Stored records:
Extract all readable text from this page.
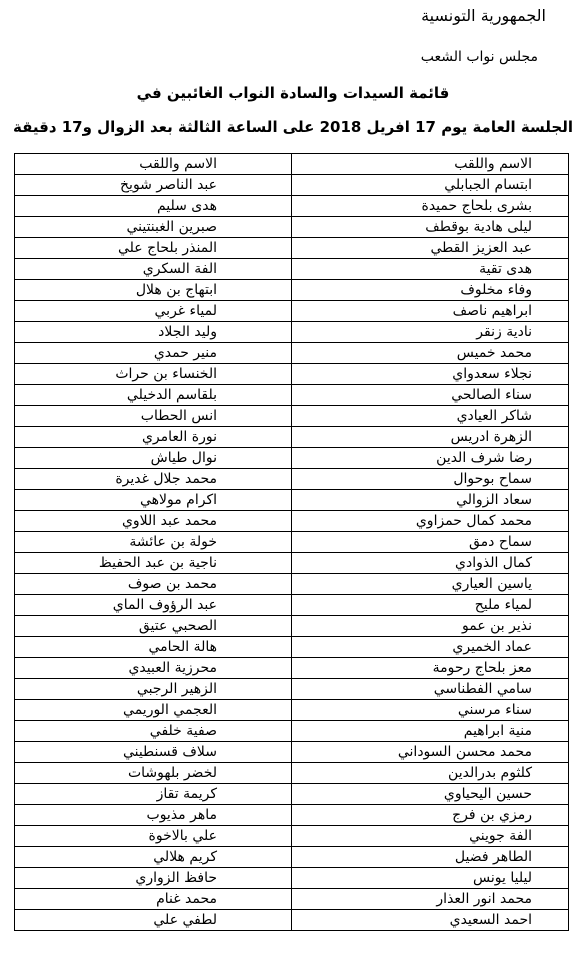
الجمهورية التونسية
مجلس نواب الشعب
قائمة السيدات والسادة النواب الغائبين في
الجلسة العامة يوم 17 افريل 2018 على الساعة الثالثة بعد الزوال و17 دقيقة
الاسم واللقب	الاسم واللقب
ابتسام الجبابلي	عبد الناصر شويخ
بشرى بلحاج حميدة	هدى سليم
ليلى هادية بوقطف	صبرين الغبنتيني
عبد العزيز القطي	المنذر بلحاج علي
هدى تقية	الفة السكري
وفاء مخلوف	ابتهاج بن هلال
ابراهيم ناصف	لمياء غربي
نادية زنقر	وليد الجلاد
محمد خميس	منير حمدي
نجلاء سعدواي	الخنساء بن حراث
سناء الصالحي	بلقاسم الدخيلي
شاكر العيادي	انس الحطاب
الزهرة ادريس	نورة العامري
رضا شرف الدين	نوال طياش
سماح بوحوال	محمد جلال غديرة
سعاد الزوالي	اكرام مولاهي
محمد كمال حمزاوي	محمد عبد اللاوي
سماح دمق	خولة بن عائشة
كمال الذوادي	ناجية بن عبد الحفيظ
ياسين العياري	محمد بن صوف
لمياء مليح	عبد الرؤوف الماي
نذير بن عمو	الصحبي عتيق
عماد الخميري	هالة الحامي
معز بلحاج رحومة	محرزية العبيدي
سامي الفطناسي	الزهير الرجبي
سناء مرسني	العجمي الوريمي
منية ابراهيم	صفية خلفي
محمد محسن السوداني	سلاف قسنطيني
كلثوم بدرالدين	لخضر بلهوشات
حسين اليحياوي	كريمة تقاز
رمزي بن فرج	ماهر مذيوب
الفة جويني	علي بالاخوة
الطاهر فضيل	كريم هلالي
ليليا يونس	حافظ الزواري
محمد انور العذار	محمد غنام
احمد السعيدي	لطفي علي
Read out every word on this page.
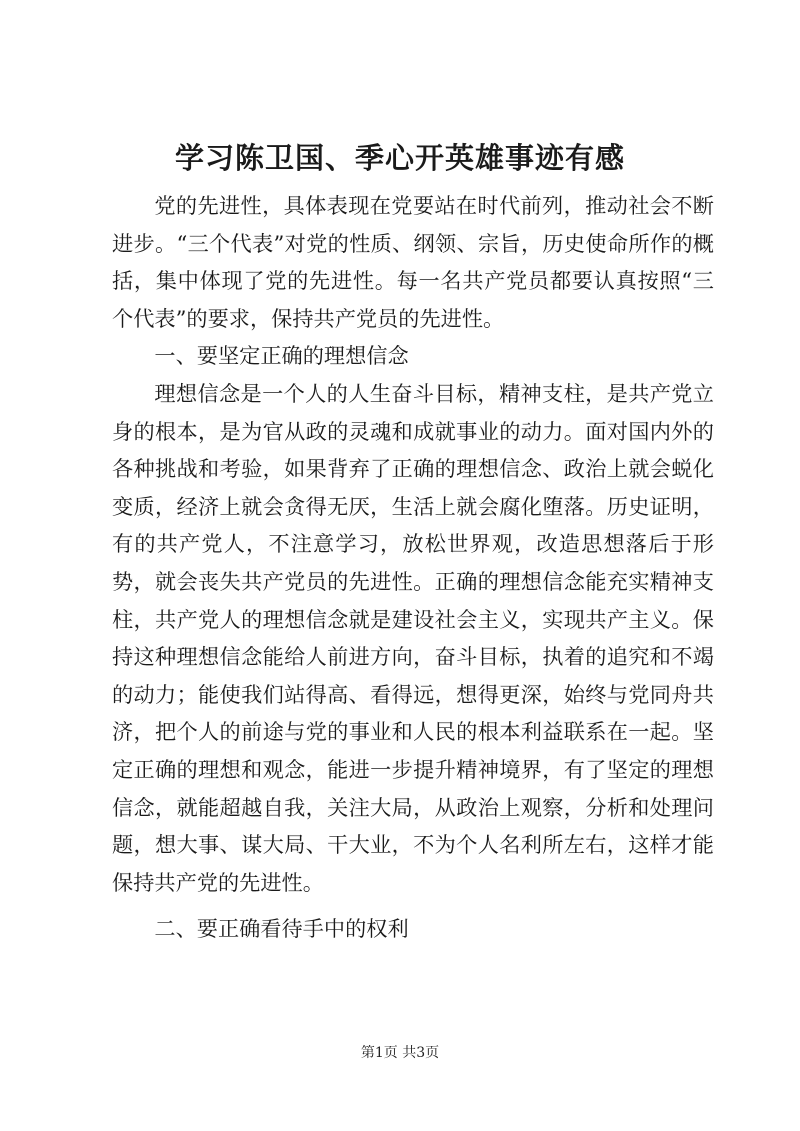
学习陈卫国、季心开英雄事迹有感

党的先进性，具体表现在党要站在时代前列，推动社会不断进步。“三个代表”对党的性质、纲领、宗旨，历史使命所作的概括，集中体现了党的先进性。每一名共产党员都要认真按照“三个代表”的要求，保持共产党员的先进性。

一、要坚定正确的理想信念

理想信念是一个人的人生奋斗目标，精神支柱，是共产党立身的根本，是为官从政的灵魂和成就事业的动力。面对国内外的各种挑战和考验，如果背弃了正确的理想信念、政治上就会蜕化变质，经济上就会贪得无厌，生活上就会腐化堕落。历史证明，有的共产党人，不注意学习，放松世界观，改造思想落后于形势，就会丧失共产党员的先进性。正确的理想信念能充实精神支柱，共产党人的理想信念就是建设社会主义，实现共产主义。保持这种理想信念能给人前进方向，奋斗目标，执着的追究和不竭的动力；能使我们站得高、看得远，想得更深，始终与党同舟共济，把个人的前途与党的事业和人民的根本利益联系在一起。坚定正确的理想和观念，能进一步提升精神境界，有了坚定的理想信念，就能超越自我，关注大局，从政治上观察，分析和处理问题，想大事、谋大局、干大业，不为个人名利所左右，这样才能保持共产党的先进性。

二、要正确看待手中的权利

第1页 共3页
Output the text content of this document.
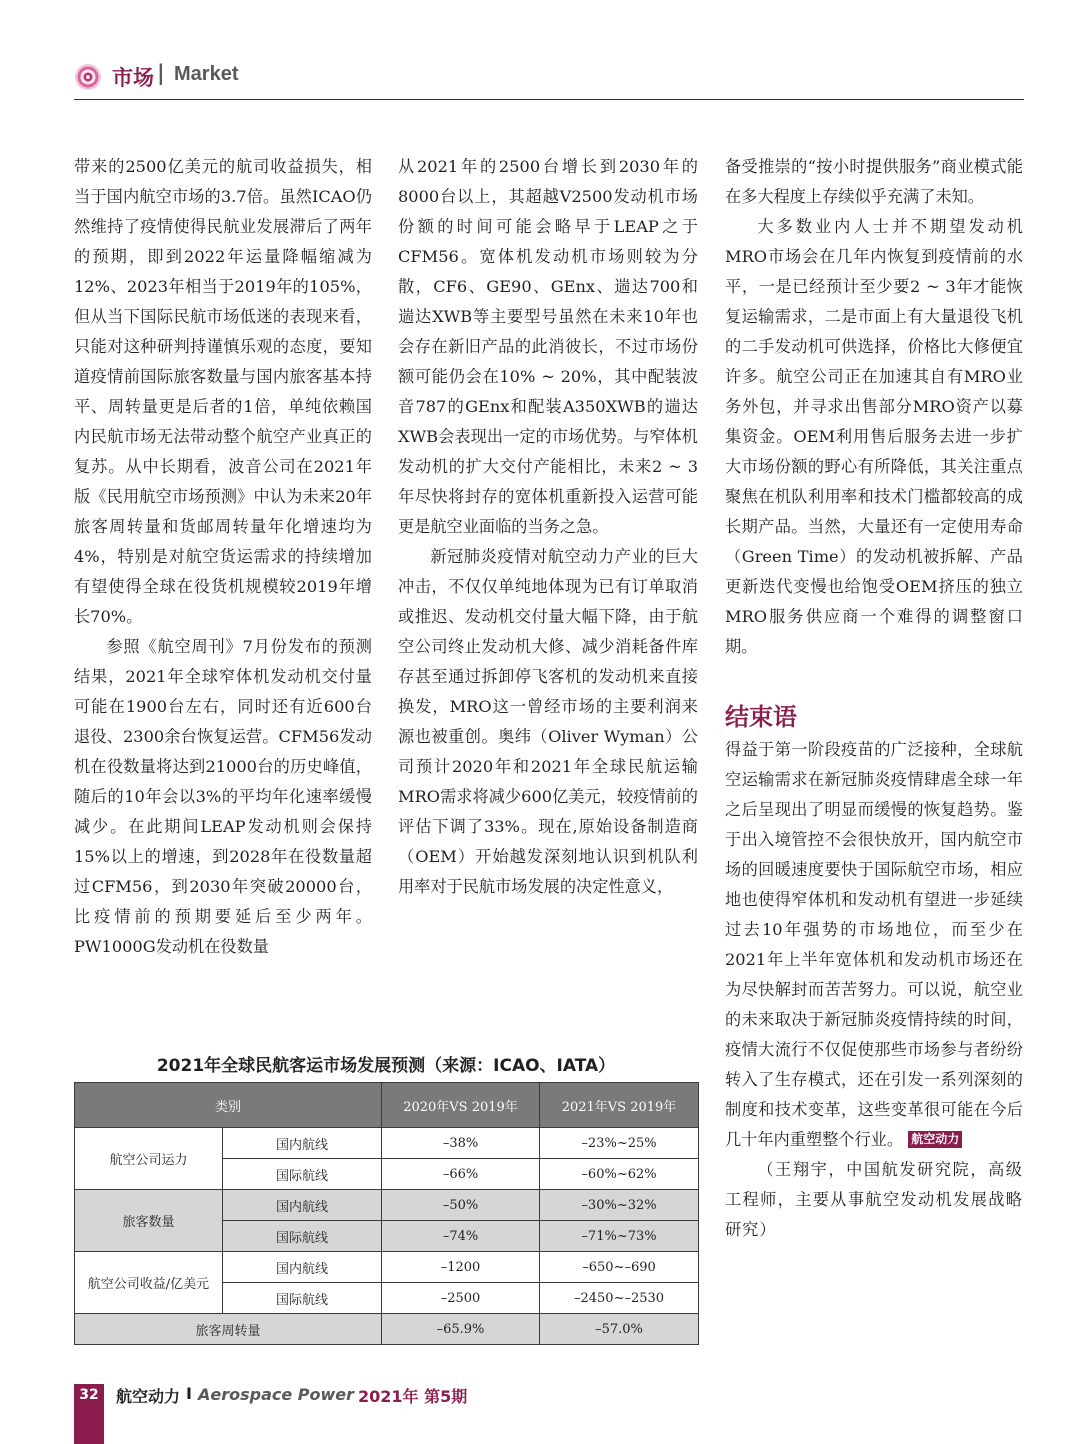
市场 | Market

带来的2500亿美元的航司收益损失，相当于国内航空市场的3.7倍。虽然ICAO仍然维持了疫情使得民航业发展滞后了两年的预期，即到2022年运量降幅缩减为12%、2023年相当于2019年的105%，但从当下国际民航市场低迷的表现来看，只能对这种研判持谨慎乐观的态度，要知道疫情前国际旅客数量与国内旅客基本持平、周转量更是后者的1倍，单纯依赖国内民航市场无法带动整个航空产业真正的复苏。从中长期看，波音公司在2021年版《民用航空市场预测》中认为未来20年旅客周转量和货邮周转量年化增速均为4%，特别是对航空货运需求的持续增加有望使得全球在役货机规模较2019年增长70%。

参照《航空周刊》7月份发布的预测结果，2021年全球窄体机发动机交付量可能在1900台左右，同时还有近600台退役、2300余台恢复运营。CFM56发动机在役数量将达到21000台的历史峰值，随后的10年会以3%的平均年化速率缓慢减少。在此期间LEAP发动机则会保持15%以上的增速，到2028年在役数量超过CFM56，到2030年突破20000台，比疫情前的预期要延后至少两年。PW1000G发动机在役数量

从2021年的2500台增长到2030年的8000台以上，其超越V2500发动机市场份额的时间可能会略早于LEAP之于CFM56。宽体机发动机市场则较为分散，CF6、GE90、GEnx、遄达700和遄达XWB等主要型号虽然在未来10年也会存在新旧产品的此消彼长，不过市场份额可能仍会在10% ~ 20%，其中配装波音787的GEnx和配装A350XWB的遄达XWB会表现出一定的市场优势。与窄体机发动机的扩大交付产能相比，未来2 ~ 3年尽快将封存的宽体机重新投入运营可能更是航空业面临的当务之急。

新冠肺炎疫情对航空动力产业的巨大冲击，不仅仅单纯地体现为已有订单取消或推迟、发动机交付量大幅下降，由于航空公司终止发动机大修、减少消耗备件库存甚至通过拆卸停飞客机的发动机来直接换发，MRO这一曾经市场的主要利润来源也被重创。奥纬（Oliver Wyman）公司预计2020年和2021年全球民航运输MRO需求将减少600亿美元，较疫情前的评估下调了33%。现在,原始设备制造商（OEM）开始越发深刻地认识到机队利用率对于民航市场发展的决定性意义，

备受推崇的“按小时提供服务”商业模式能在多大程度上存续似乎充满了未知。

大多数业内人士并不期望发动机MRO市场会在几年内恢复到疫情前的水平，一是已经预计至少要2 ~ 3年才能恢复运输需求，二是市面上有大量退役飞机的二手发动机可供选择，价格比大修便宜许多。航空公司正在加速其自有MRO业务外包，并寻求出售部分MRO资产以募集资金。OEM利用售后服务去进一步扩大市场份额的野心有所降低，其关注重点聚焦在机队利用率和技术门槛都较高的成长期产品。当然，大量还有一定使用寿命（Green Time）的发动机被拆解、产品更新迭代变慢也给饱受OEM挤压的独立MRO服务供应商一个难得的调整窗口期。

结束语

得益于第一阶段疫苗的广泛接种，全球航空运输需求在新冠肺炎疫情肆虐全球一年之后呈现出了明显而缓慢的恢复趋势。鉴于出入境管控不会很快放开，国内航空市场的回暖速度要快于国际航空市场，相应地也使得窄体机和发动机有望进一步延续过去10年强势的市场地位，而至少在2021年上半年宽体机和发动机市场还在为尽快解封而苦苦努力。可以说，航空业的未来取决于新冠肺炎疫情持续的时间，疫情大流行不仅促使那些市场参与者纷纷转入了生存模式，还在引发一系列深刻的制度和技术变革，这些变革很可能在今后几十年内重塑整个行业。 航空动力

（王翔宇，中国航发研究院，高级工程师，主要从事航空发动机发展战略研究）

2021年全球民航客运市场发展预测（来源：ICAO、IATA）
类别		2020年VS 2019年	2021年VS 2019年
航空公司运力	国内航线	–38%	–23%~25%
	国际航线	–66%	–60%~62%
旅客数量	国内航线	–50%	–30%~32%
	国际航线	–74%	–71%~73%
航空公司收益/亿美元	国内航线	–1200	–650~–690
	国际航线	–2500	–2450~–2530
旅客周转量		–65.9%	–57.0%
32	航空动力 I Aerospace Power 2021年 第5期
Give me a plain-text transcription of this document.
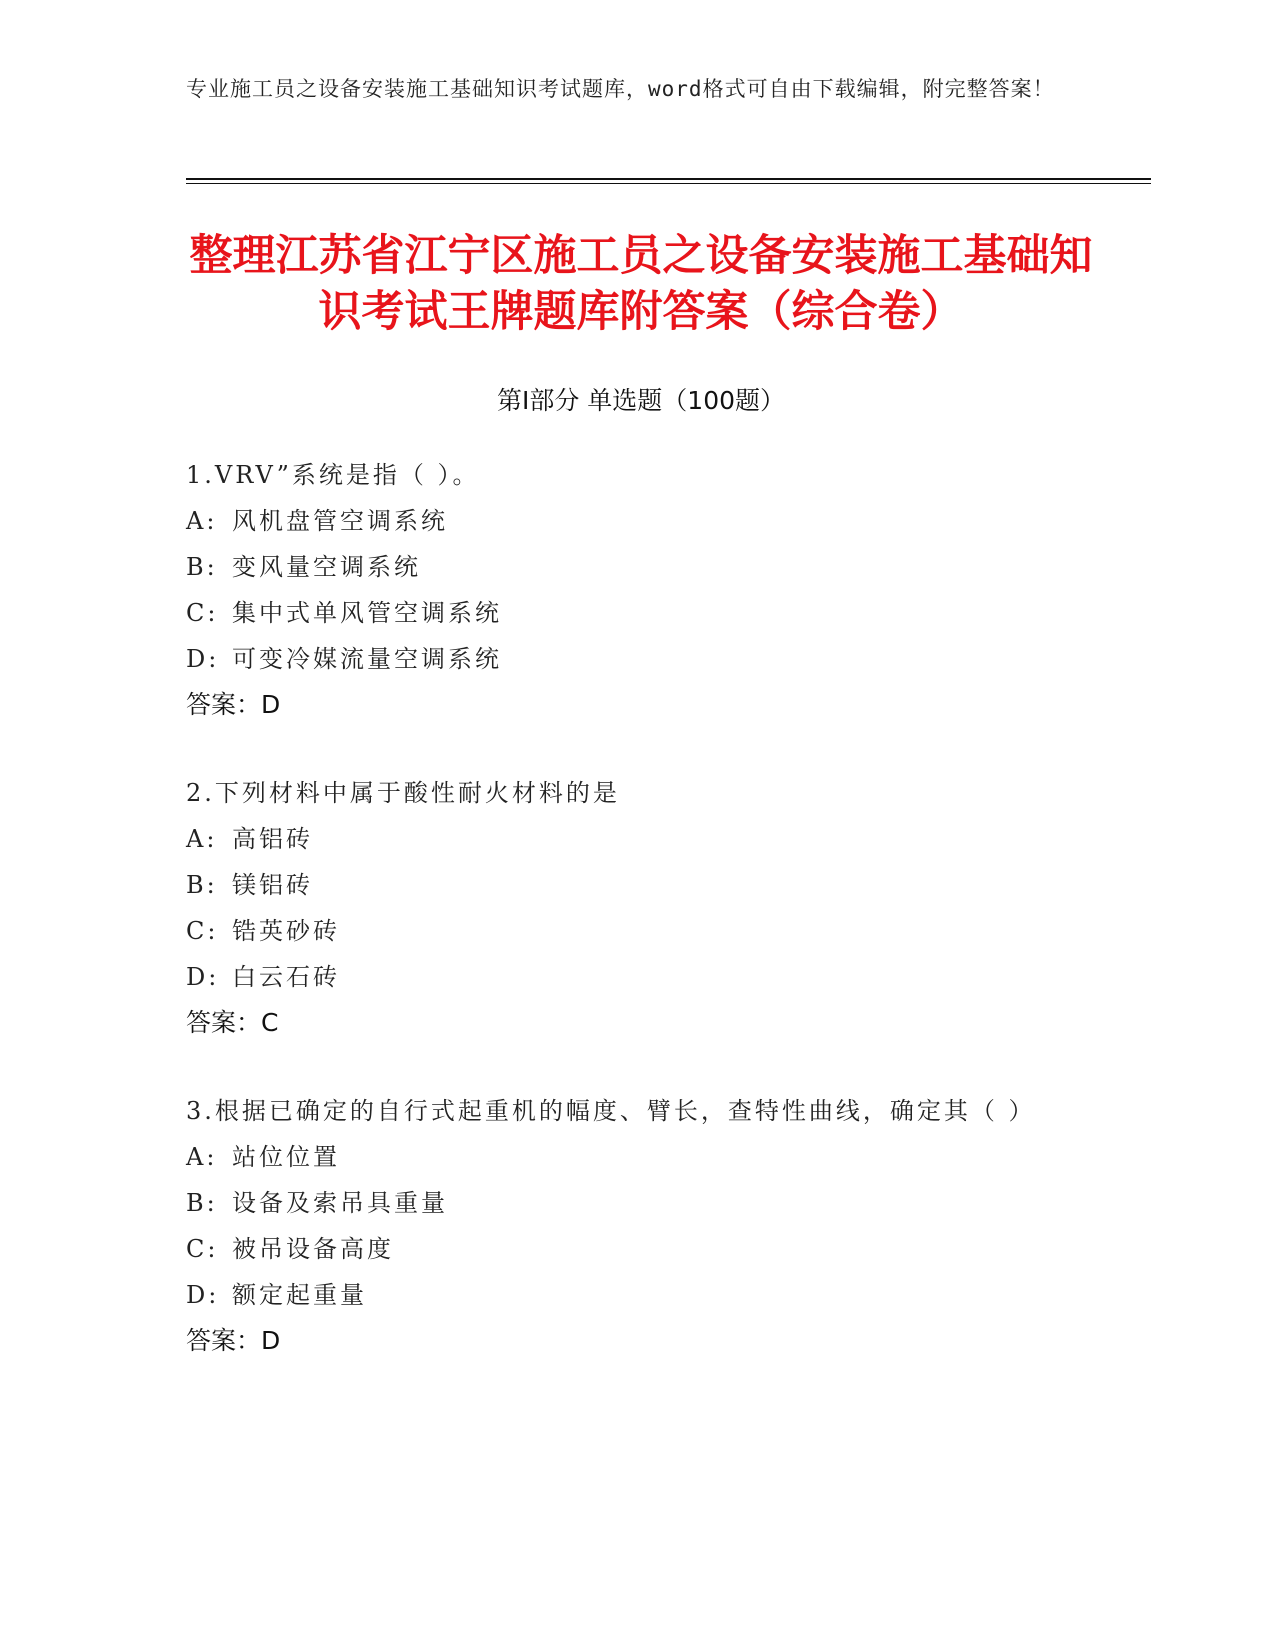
专业施工员之设备安装施工基础知识考试题库，word格式可自由下载编辑，附完整答案！
整理江苏省江宁区施工员之设备安装施工基础知识考试王牌题库附答案（综合卷）
第Ⅰ部分 单选题（100题）
1.VRV”系统是指（ ）。
A: 风机盘管空调系统
B: 变风量空调系统
C: 集中式单风管空调系统
D: 可变冷媒流量空调系统
答案：D
2.下列材料中属于酸性耐火材料的是
A: 高铝砖
B: 镁铝砖
C: 锆英砂砖
D: 白云石砖
答案：C
3.根据已确定的自行式起重机的幅度、臂长，查特性曲线，确定其（ ）
A: 站位位置
B: 设备及索吊具重量
C: 被吊设备高度
D: 额定起重量
答案：D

SET TASK => Search the lines for the string "text" and copy every line that has it.

THE REPLY =>
Extract all readable text from this page.
Output the text content of this document.
Give me a plain-text transcription of this document.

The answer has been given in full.